Start of Source material

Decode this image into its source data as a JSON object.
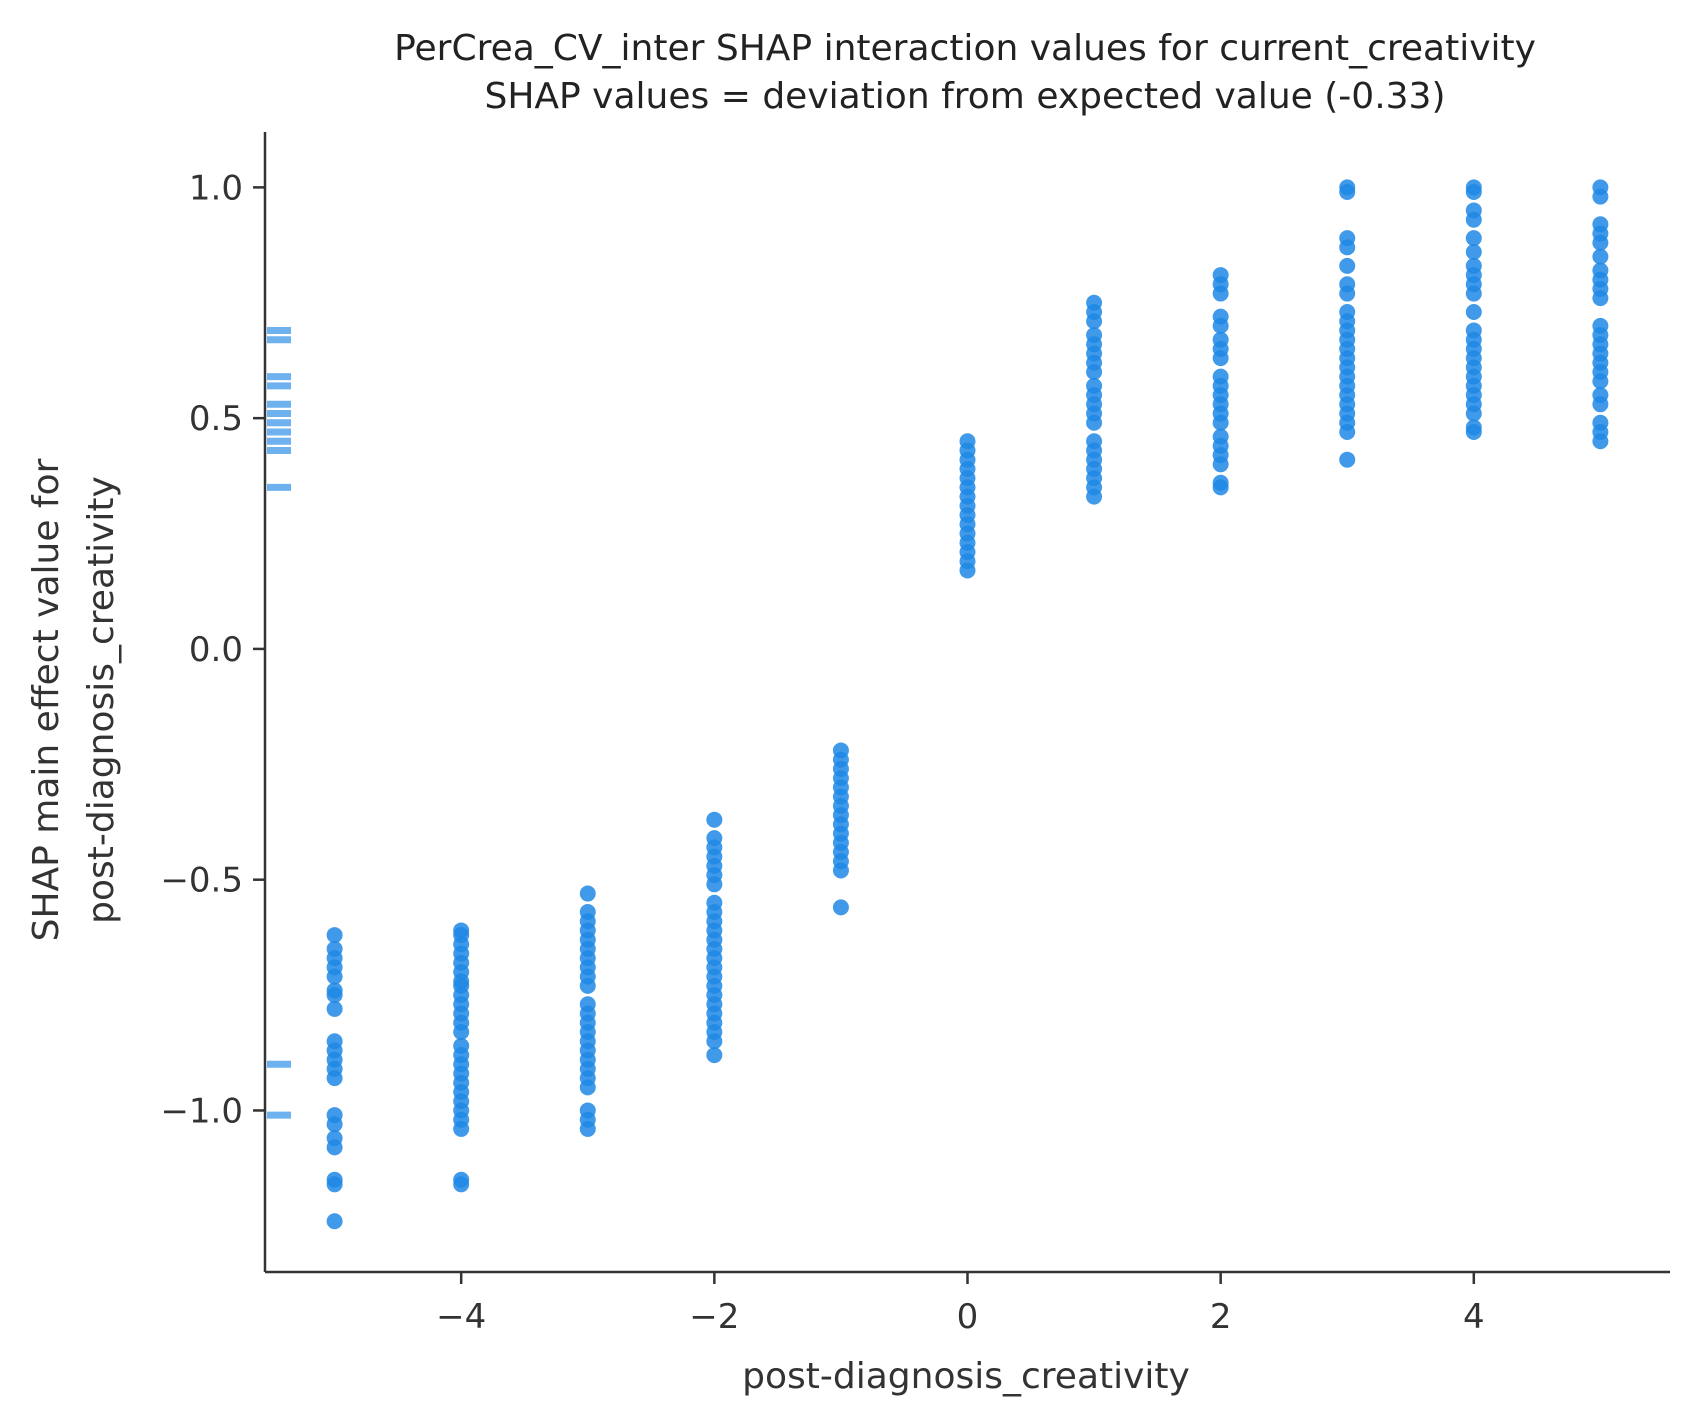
{
  "chart_data": {
    "type": "scatter",
    "title": "PerCrea_CV_inter SHAP interaction values for current_creativity",
    "subtitle": "SHAP values = deviation from expected value (-0.33)",
    "xlabel": "post-diagnosis_creativity",
    "ylabel": "SHAP main effect value for post-diagnosis_creativity",
    "ylabel_lines": [
      "SHAP main effect value for",
      "post-diagnosis_creativity"
    ],
    "xlim": [
      -5.55,
      5.55
    ],
    "ylim": [
      -1.35,
      1.12
    ],
    "xticks": [
      -4,
      -2,
      0,
      2,
      4
    ],
    "xtick_labels": [
      "−4",
      "−2",
      "0",
      "2",
      "4"
    ],
    "yticks": [
      -1.0,
      -0.5,
      0.0,
      0.5,
      1.0
    ],
    "ytick_labels": [
      "−1.0",
      "−0.5",
      "0.0",
      "0.5",
      "1.0"
    ],
    "grid": false,
    "point_color": "#1e88e5",
    "series": [
      {
        "x": -5,
        "y": [
          -0.62,
          -0.65,
          -0.67,
          -0.69,
          -0.71,
          -0.74,
          -0.75,
          -0.78,
          -0.85,
          -0.87,
          -0.89,
          -0.91,
          -0.93,
          -1.01,
          -1.03,
          -1.06,
          -1.08,
          -1.15,
          -1.16,
          -1.24
        ]
      },
      {
        "x": -4,
        "y": [
          -0.61,
          -0.62,
          -0.64,
          -0.66,
          -0.68,
          -0.7,
          -0.72,
          -0.73,
          -0.75,
          -0.77,
          -0.79,
          -0.81,
          -0.83,
          -0.86,
          -0.88,
          -0.9,
          -0.92,
          -0.94,
          -0.96,
          -0.98,
          -1.0,
          -1.02,
          -1.04,
          -1.15,
          -1.16
        ]
      },
      {
        "x": -3,
        "y": [
          -0.53,
          -0.57,
          -0.59,
          -0.61,
          -0.63,
          -0.65,
          -0.67,
          -0.69,
          -0.71,
          -0.73,
          -0.77,
          -0.79,
          -0.81,
          -0.83,
          -0.85,
          -0.87,
          -0.89,
          -0.91,
          -0.93,
          -0.95,
          -1.0,
          -1.02,
          -1.04
        ]
      },
      {
        "x": -2,
        "y": [
          -0.37,
          -0.41,
          -0.43,
          -0.45,
          -0.47,
          -0.49,
          -0.51,
          -0.55,
          -0.57,
          -0.59,
          -0.61,
          -0.63,
          -0.65,
          -0.67,
          -0.69,
          -0.71,
          -0.73,
          -0.75,
          -0.77,
          -0.79,
          -0.81,
          -0.83,
          -0.85,
          -0.88
        ]
      },
      {
        "x": -1,
        "y": [
          -0.22,
          -0.24,
          -0.26,
          -0.28,
          -0.3,
          -0.32,
          -0.34,
          -0.36,
          -0.38,
          -0.4,
          -0.42,
          -0.44,
          -0.46,
          -0.48,
          -0.56
        ]
      },
      {
        "x": 0,
        "y": [
          0.45,
          0.43,
          0.41,
          0.39,
          0.37,
          0.35,
          0.33,
          0.31,
          0.29,
          0.27,
          0.25,
          0.23,
          0.21,
          0.19,
          0.17
        ]
      },
      {
        "x": 1,
        "y": [
          0.75,
          0.73,
          0.71,
          0.68,
          0.66,
          0.64,
          0.62,
          0.6,
          0.57,
          0.55,
          0.53,
          0.51,
          0.49,
          0.45,
          0.43,
          0.41,
          0.39,
          0.37,
          0.35,
          0.33
        ]
      },
      {
        "x": 2,
        "y": [
          0.81,
          0.79,
          0.77,
          0.72,
          0.7,
          0.67,
          0.65,
          0.63,
          0.59,
          0.57,
          0.55,
          0.53,
          0.51,
          0.49,
          0.46,
          0.44,
          0.42,
          0.4,
          0.36,
          0.35
        ]
      },
      {
        "x": 3,
        "y": [
          1.0,
          0.99,
          0.89,
          0.87,
          0.83,
          0.79,
          0.77,
          0.73,
          0.71,
          0.69,
          0.67,
          0.65,
          0.63,
          0.61,
          0.59,
          0.57,
          0.55,
          0.53,
          0.51,
          0.49,
          0.47,
          0.41
        ]
      },
      {
        "x": 4,
        "y": [
          1.0,
          0.99,
          0.95,
          0.93,
          0.89,
          0.86,
          0.83,
          0.81,
          0.79,
          0.77,
          0.73,
          0.69,
          0.67,
          0.65,
          0.63,
          0.61,
          0.59,
          0.57,
          0.55,
          0.53,
          0.51,
          0.48,
          0.47
        ]
      },
      {
        "x": 5,
        "y": [
          1.0,
          0.98,
          0.92,
          0.9,
          0.88,
          0.85,
          0.82,
          0.8,
          0.78,
          0.76,
          0.7,
          0.68,
          0.66,
          0.64,
          0.62,
          0.6,
          0.58,
          0.55,
          0.53,
          0.49,
          0.47,
          0.45
        ]
      }
    ],
    "marginal_ticks": [
      0.69,
      0.67,
      0.59,
      0.57,
      0.53,
      0.51,
      0.49,
      0.47,
      0.45,
      0.43,
      0.35,
      -0.9,
      -1.01
    ]
  }
}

End of Source material

Work to complete: Search the lines above for the string "effect" and copy each line that has it.

Correct output:
    "ylabel": "SHAP main effect value for post-diagnosis_creativity",
      "SHAP main effect value for",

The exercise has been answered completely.